■ **Source passage**

With an analogous definition for $s_{0}(\varvec{x})$, we have $s_{0}(\varvec{x}) + s_{1}(\varvec{x})+ u_a(\varvec{x})+ u_e(\varvec{x}) \equiv 1$. Besides, it has the following properties:

$s_{1}(\varvec{x})$ ($s_{0}(\varvec{x})$) will be high if and only if, for all plausible models, the probability of the positive (negative) class is significantly higher than the one of the negative (positive) class;
$u_e(\varvec{x})$ will be high if class probabilities strongly vary within the set of plausible models, i.e., if we are unsure how to compare these probabilities. In particular, it will be 1 if and only if we have $h(\varvec{x})=1$ and $h'(\varvec{x})=0$ for two totally plausible models h and $h'$;
$u_a(\varvec{x})$ will be high if class probabilities are similar for all plausible models, i.e., if there is strong evidence that $h(\varvec{x}) \approx 0.5$. In particular, it will be close to 1 if all plausible models allocate their probability mass around $h(\varvec{x})=0.5$.

Roughly speaking, aleatoric uncertainty is due to influences on the data-generating process that are inherently random, whereas epistemic uncertainty is caused by a lack of knowledge. Or, stated differently, $u_e$ and $u_a$ measure the reducible and the irreducible part of the total uncertainty, respectively. It thus appears reasonable to assume that epistemic uncertainty is more relevant for active learning: While it makes sense to query additional class labels in regions where uncertainty can be reduced, doing so in regions of high aleatoric uncertainty appears to be less reasonable. This leads us to the principle of epistemic uncertainty sampling, which prescribes the selection

$$\begin{aligned} \varvec{x}^* =&\arg \max _{\varvec{x} \in \mathbf {U}} u_e(\varvec{x}) . \end{aligned}$$

(11)

For comparison, we will also consider an analogous selection rule based on the aleatoric uncertainty, i.e.,

$$\begin{aligned} \varvec{x}^* =&\arg \max _{\varvec{x} \in \mathbf {U}} u_a(\varvec{x}) . \end{aligned}$$

(12)

Let us note that the above approach is completely generic and can in principle be instantiated with any hypothesis space $\mathcal {H}$. The uncertainty measures (11–12) can be derived very easily from the support degrees (7–8). The computation of the latter may become difficult, however, as it requires the solution of an optimization problem, the properties of which depend on the choice of $\mathcal {H}$.

4 Instantiations of the General Approach

We are going to present practical methods to determine (7–8) for the cases of local learning and logistic regression in Sects. 4.1 and 4.2, respectively.

■ **Data block**
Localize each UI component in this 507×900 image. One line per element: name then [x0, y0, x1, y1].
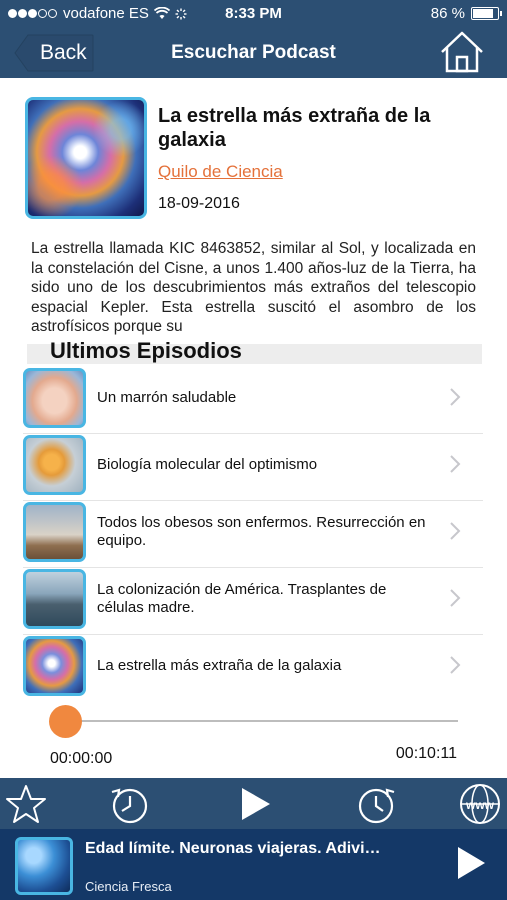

■ **Exercises**
**A.** From the passage on uncertainty sampling, list every quantity that appears in the identity stated to be equivalent to 1.
**B.** Extend the passage on uncertainty sampling, picking up right after its final sentence.

■ **Answers given**
**A.** $s_{0}(\varvec{x})$, $s_{1}(\varvec{x})$, $u_a(\varvec{x})$, $u_e(\varvec{x})$

**B.**
4.1 Local Learning

This section presents an instantiation of our approach for the case of local learning using a Parzen window classifier [4]. The method is then adapted to the case where the decision tree classifier [16, 18] is employed as the based learner.

As already said, instantiating the approach essentially means to address the question of how to compute the degrees of support (7–8), from which everything else can easily be derived.

By local learning, we refer to a class of non-parametric models that derive predictions from the training information in a local region of the instance space, for example the local neighborhood of a query instance [3, 5]. As a simple example, we consider the Parzen window classifier [4], to which our approach can be applied in a quite straightforward way. To this end, for a given instance $\varvec{x}$, define the set of its neighbours as follows:

$$\begin{aligned} R(\varvec{x},\epsilon ) = \big \{ (\varvec{x}_i , y_i) \in \mathbf {D} \, \vert \, \Vert \varvec{x}_i - \varvec{x} \Vert \le \epsilon \big \} , \end{aligned}$$

(13)

where $\epsilon $ is the width of the Parzen window (a practical method to determine such a width will be given latter).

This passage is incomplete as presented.